(Data records)
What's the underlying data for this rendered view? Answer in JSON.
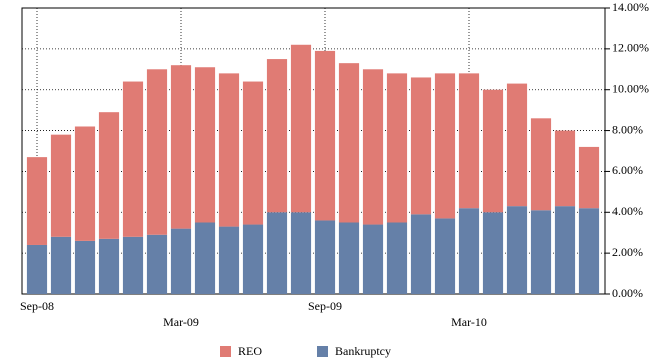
{
  "chart_data": {
    "type": "stacked-bar",
    "categories": [
      "Sep-08",
      null,
      null,
      null,
      null,
      null,
      "Mar-09",
      null,
      null,
      null,
      null,
      null,
      "Sep-09",
      null,
      null,
      null,
      null,
      null,
      "Mar-10",
      null,
      null,
      null,
      null,
      null
    ],
    "series": [
      {
        "name": "REO",
        "color": "#e07b74",
        "values": [
          4.3,
          5.0,
          5.6,
          6.2,
          7.6,
          8.1,
          8.0,
          7.6,
          7.5,
          7.0,
          7.5,
          8.2,
          8.3,
          7.8,
          7.6,
          7.3,
          6.7,
          7.1,
          6.6,
          6.0,
          6.0,
          4.5,
          3.7,
          3.0
        ]
      },
      {
        "name": "Bankruptcy",
        "color": "#6580a8",
        "values": [
          2.4,
          2.8,
          2.6,
          2.7,
          2.8,
          2.9,
          3.2,
          3.5,
          3.3,
          3.4,
          4.0,
          4.0,
          3.6,
          3.5,
          3.4,
          3.5,
          3.9,
          3.7,
          4.2,
          4.0,
          4.3,
          4.1,
          4.3,
          4.2
        ]
      }
    ],
    "ylim": [
      0,
      14
    ],
    "yticks": [
      {
        "value": 0,
        "label": "0.00%"
      },
      {
        "value": 2,
        "label": "2.00%"
      },
      {
        "value": 4,
        "label": "4.00%"
      },
      {
        "value": 6,
        "label": "6.00%"
      },
      {
        "value": 8,
        "label": "8.00%"
      },
      {
        "value": 10,
        "label": "10.00%"
      },
      {
        "value": 12,
        "label": "12.00%"
      },
      {
        "value": 14,
        "label": "14.00%"
      }
    ],
    "grid": true,
    "legend": "bottom"
  }
}
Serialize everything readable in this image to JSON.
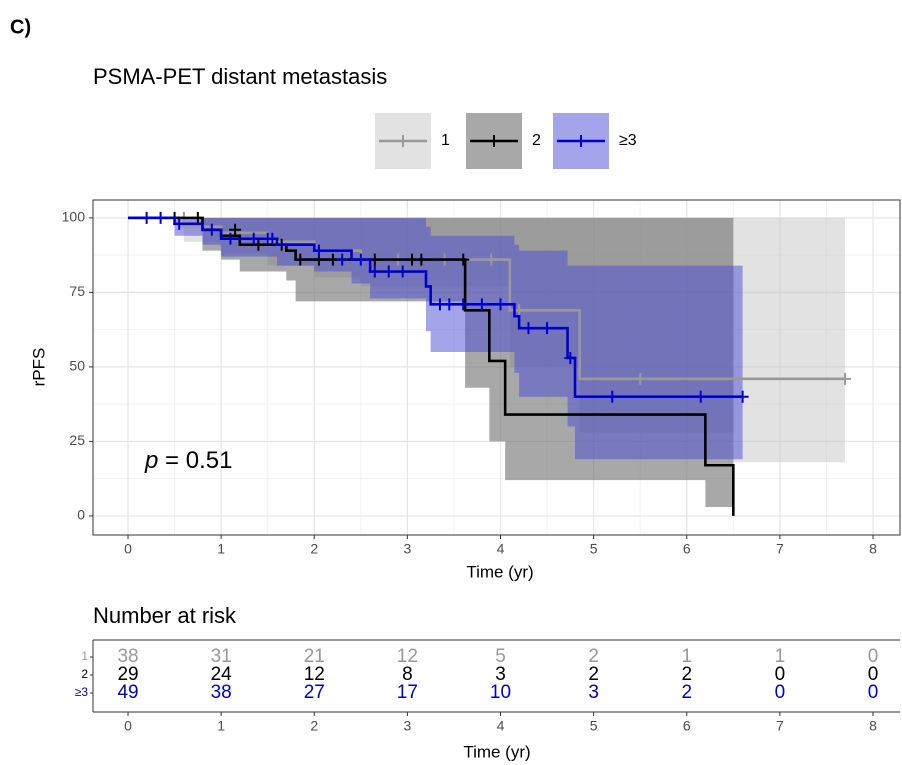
{
  "chart_data": {
    "type": "step",
    "panel_label": "C)",
    "title": "PSMA-PET distant metastasis",
    "x_label": "Time (yr)",
    "y_label": "rPFS",
    "annotation": [
      "p",
      "= 0.51"
    ],
    "xlim": [
      -0.376,
      8.29
    ],
    "ylim": [
      -6.4,
      106
    ],
    "xticks": [
      0,
      1,
      2,
      3,
      4,
      5,
      6,
      7,
      8
    ],
    "yticks": [
      0,
      25,
      50,
      75,
      100
    ],
    "grid": true,
    "legend": "top",
    "series": [
      {
        "name": "1",
        "color": "#999999",
        "band_color": "#bfbfbf",
        "band_opacity": 0.45,
        "x": [
          0,
          0.6,
          1.0,
          1.5,
          2.0,
          2.5,
          4.1,
          4.85,
          6.5,
          7.7
        ],
        "values": [
          100,
          97,
          95,
          92,
          89,
          86,
          69,
          46,
          46,
          46
        ],
        "lower": [
          100,
          92,
          88,
          84,
          80,
          77,
          50,
          28,
          18,
          18
        ],
        "upper": [
          100,
          100,
          100,
          100,
          100,
          100,
          100,
          100,
          100,
          100
        ],
        "censor_x": [
          0.6,
          2.9,
          3.4,
          3.9,
          4.2,
          5.5,
          7.7
        ],
        "censor_values": [
          100,
          86,
          86,
          86,
          69,
          46,
          46
        ]
      },
      {
        "name": "2",
        "color": "#000000",
        "band_color": "#6e6e6e",
        "band_opacity": 0.6,
        "x": [
          0,
          0.8,
          1.0,
          1.2,
          1.7,
          1.8,
          3.62,
          3.88,
          4.05,
          6.2,
          6.5
        ],
        "values": [
          100,
          96,
          94,
          91,
          89,
          86,
          69,
          52,
          34,
          17,
          0
        ],
        "lower": [
          100,
          89,
          86,
          82,
          79,
          72,
          43,
          25,
          12,
          3,
          0
        ],
        "upper": [
          100,
          100,
          100,
          100,
          100,
          100,
          100,
          100,
          100,
          100,
          100
        ],
        "censor_x": [
          0.5,
          0.75,
          1.15,
          1.4,
          1.65,
          1.85,
          2.05,
          2.2,
          2.65,
          3.05,
          3.15,
          3.6
        ],
        "censor_values": [
          100,
          100,
          96,
          91,
          91,
          86,
          86,
          86,
          86,
          86,
          86,
          86
        ]
      },
      {
        "name": "≥3",
        "color": "#0000cc",
        "band_color": "#4a4ad8",
        "band_opacity": 0.5,
        "x": [
          0,
          0.5,
          0.8,
          1.0,
          1.6,
          2.0,
          2.4,
          2.6,
          3.2,
          3.25,
          4.15,
          4.2,
          4.72,
          4.8,
          6.6
        ],
        "values": [
          100,
          98,
          96,
          93,
          91,
          89,
          86,
          82,
          77,
          71,
          67,
          63,
          53,
          40,
          40
        ],
        "lower": [
          100,
          94,
          91,
          87,
          84,
          82,
          78,
          73,
          62,
          55,
          48,
          40,
          30,
          19,
          19
        ],
        "upper": [
          100,
          100,
          100,
          100,
          100,
          100,
          100,
          100,
          97,
          94,
          91,
          89,
          84,
          84,
          84
        ],
        "censor_x": [
          0.2,
          0.35,
          0.55,
          0.9,
          1.1,
          1.35,
          1.5,
          1.55,
          2.05,
          2.3,
          2.5,
          2.65,
          2.8,
          2.95,
          3.35,
          3.45,
          3.6,
          3.8,
          4.0,
          4.3,
          4.5,
          4.75,
          5.2,
          6.15,
          6.6
        ],
        "censor_values": [
          100,
          100,
          98,
          96,
          93,
          93,
          93,
          93,
          89,
          86,
          86,
          82,
          82,
          82,
          71,
          71,
          71,
          71,
          71,
          63,
          63,
          53,
          40,
          40,
          40
        ]
      }
    ],
    "risk_table": {
      "title": "Number at risk",
      "x_label": "Time (yr)",
      "xlim": [
        -0.376,
        8.29
      ],
      "xticks": [
        0,
        1,
        2,
        3,
        4,
        5,
        6,
        7,
        8
      ],
      "rows": [
        {
          "label": "1",
          "color": "#999999",
          "values": [
            38,
            31,
            21,
            12,
            5,
            2,
            1,
            1,
            0
          ]
        },
        {
          "label": "2",
          "color": "#000000",
          "values": [
            29,
            24,
            12,
            8,
            3,
            2,
            2,
            0,
            0
          ]
        },
        {
          "label": "≥3",
          "color": "#0000cc",
          "values": [
            49,
            38,
            27,
            17,
            10,
            3,
            2,
            0,
            0
          ]
        }
      ]
    }
  }
}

§ Work to complete: Reproduce each line exactly, please, except for any pictures.

§ The solution:
What's the underlying data for this rendered view? Answer in JSON.
{
  "chart_data": {
    "type": "stacked-bar",
    "categories": [
      "Sep-08",
      null,
      null,
      null,
      null,
      null,
      "Mar-09",
      null,
      null,
      null,
      null,
      null,
      "Sep-09",
      null,
      null,
      null,
      null,
      null,
      "Mar-10",
      null,
      null,
      null,
      null,
      null
    ],
    "series": [
      {
        "name": "REO",
        "color": "#e07b74",
        "values": [
          4.3,
          5.0,
          5.6,
          6.2,
          7.6,
          8.1,
          8.0,
          7.6,
          7.5,
          7.0,
          7.5,
          8.2,
          8.3,
          7.8,
          7.6,
          7.3,
          6.7,
          7.1,
          6.6,
          6.0,
          6.0,
          4.5,
          3.7,
          3.0
        ]
      },
      {
        "name": "Bankruptcy",
        "color": "#6580a8",
        "values": [
          2.4,
          2.8,
          2.6,
          2.7,
          2.8,
          2.9,
          3.2,
          3.5,
          3.3,
          3.4,
          4.0,
          4.0,
          3.6,
          3.5,
          3.4,
          3.5,
          3.9,
          3.7,
          4.2,
          4.0,
          4.3,
          4.1,
          4.3,
          4.2
        ]
      }
    ],
    "ylim": [
      0,
      14
    ],
    "yticks": [
      {
        "value": 0,
        "label": "0.00%"
      },
      {
        "value": 2,
        "label": "2.00%"
      },
      {
        "value": 4,
        "label": "4.00%"
      },
      {
        "value": 6,
        "label": "6.00%"
      },
      {
        "value": 8,
        "label": "8.00%"
      },
      {
        "value": 10,
        "label": "10.00%"
      },
      {
        "value": 12,
        "label": "12.00%"
      },
      {
        "value": 14,
        "label": "14.00%"
      }
    ],
    "grid": true,
    "legend": "bottom"
  }
}
Serialize everything readable in this image to JSON.
{
  "chart_data": {
    "type": "step",
    "panel_label": "C)",
    "title": "PSMA-PET distant metastasis",
    "x_label": "Time (yr)",
    "y_label": "rPFS",
    "annotation": [
      "p",
      "= 0.51"
    ],
    "xlim": [
      -0.376,
      8.29
    ],
    "ylim": [
      -6.4,
      106
    ],
    "xticks": [
      0,
      1,
      2,
      3,
      4,
      5,
      6,
      7,
      8
    ],
    "yticks": [
      0,
      25,
      50,
      75,
      100
    ],
    "grid": true,
    "legend": "top",
    "series": [
      {
        "name": "1",
        "color": "#999999",
        "band_color": "#bfbfbf",
        "band_opacity": 0.45,
        "x": [
          0,
          0.6,
          1.0,
          1.5,
          2.0,
          2.5,
          4.1,
          4.85,
          6.5,
          7.7
        ],
        "values": [
          100,
          97,
          95,
          92,
          89,
          86,
          69,
          46,
          46,
          46
        ],
        "lower": [
          100,
          92,
          88,
          84,
          80,
          77,
          50,
          28,
          18,
          18
        ],
        "upper": [
          100,
          100,
          100,
          100,
          100,
          100,
          100,
          100,
          100,
          100
        ],
        "censor_x": [
          0.6,
          2.9,
          3.4,
          3.9,
          4.2,
          5.5,
          7.7
        ],
        "censor_values": [
          100,
          86,
          86,
          86,
          69,
          46,
          46
        ]
      },
      {
        "name": "2",
        "color": "#000000",
        "band_color": "#6e6e6e",
        "band_opacity": 0.6,
        "x": [
          0,
          0.8,
          1.0,
          1.2,
          1.7,
          1.8,
          3.62,
          3.88,
          4.05,
          6.2,
          6.5
        ],
        "values": [
          100,
          96,
          94,
          91,
          89,
          86,
          69,
          52,
          34,
          17,
          0
        ],
        "lower": [
          100,
          89,
          86,
          82,
          79,
          72,
          43,
          25,
          12,
          3,
          0
        ],
        "upper": [
          100,
          100,
          100,
          100,
          100,
          100,
          100,
          100,
          100,
          100,
          100
        ],
        "censor_x": [
          0.5,
          0.75,
          1.15,
          1.4,
          1.65,
          1.85,
          2.05,
          2.2,
          2.65,
          3.05,
          3.15,
          3.6
        ],
        "censor_values": [
          100,
          100,
          96,
          91,
          91,
          86,
          86,
          86,
          86,
          86,
          86,
          86
        ]
      },
      {
        "name": "≥3",
        "color": "#0000cc",
        "band_color": "#4a4ad8",
        "band_opacity": 0.5,
        "x": [
          0,
          0.5,
          0.8,
          1.0,
          1.6,
          2.0,
          2.4,
          2.6,
          3.2,
          3.25,
          4.15,
          4.2,
          4.72,
          4.8,
          6.6
        ],
        "values": [
          100,
          98,
          96,
          93,
          91,
          89,
          86,
          82,
          77,
          71,
          67,
          63,
          53,
          40,
          40
        ],
        "lower": [
          100,
          94,
          91,
          87,
          84,
          82,
          78,
          73,
          62,
          55,
          48,
          40,
          30,
          19,
          19
        ],
        "upper": [
          100,
          100,
          100,
          100,
          100,
          100,
          100,
          100,
          97,
          94,
          91,
          89,
          84,
          84,
          84
        ],
        "censor_x": [
          0.2,
          0.35,
          0.55,
          0.9,
          1.1,
          1.35,
          1.5,
          1.55,
          2.05,
          2.3,
          2.5,
          2.65,
          2.8,
          2.95,
          3.35,
          3.45,
          3.6,
          3.8,
          4.0,
          4.3,
          4.5,
          4.75,
          5.2,
          6.15,
          6.6
        ],
        "censor_values": [
          100,
          100,
          98,
          96,
          93,
          93,
          93,
          93,
          89,
          86,
          86,
          82,
          82,
          82,
          71,
          71,
          71,
          71,
          71,
          63,
          63,
          53,
          40,
          40,
          40
        ]
      }
    ],
    "risk_table": {
      "title": "Number at risk",
      "x_label": "Time (yr)",
      "xlim": [
        -0.376,
        8.29
      ],
      "xticks": [
        0,
        1,
        2,
        3,
        4,
        5,
        6,
        7,
        8
      ],
      "rows": [
        {
          "label": "1",
          "color": "#999999",
          "values": [
            38,
            31,
            21,
            12,
            5,
            2,
            1,
            1,
            0
          ]
        },
        {
          "label": "2",
          "color": "#000000",
          "values": [
            29,
            24,
            12,
            8,
            3,
            2,
            2,
            0,
            0
          ]
        },
        {
          "label": "≥3",
          "color": "#0000cc",
          "values": [
            49,
            38,
            27,
            17,
            10,
            3,
            2,
            0,
            0
          ]
        }
      ]
    }
  }
}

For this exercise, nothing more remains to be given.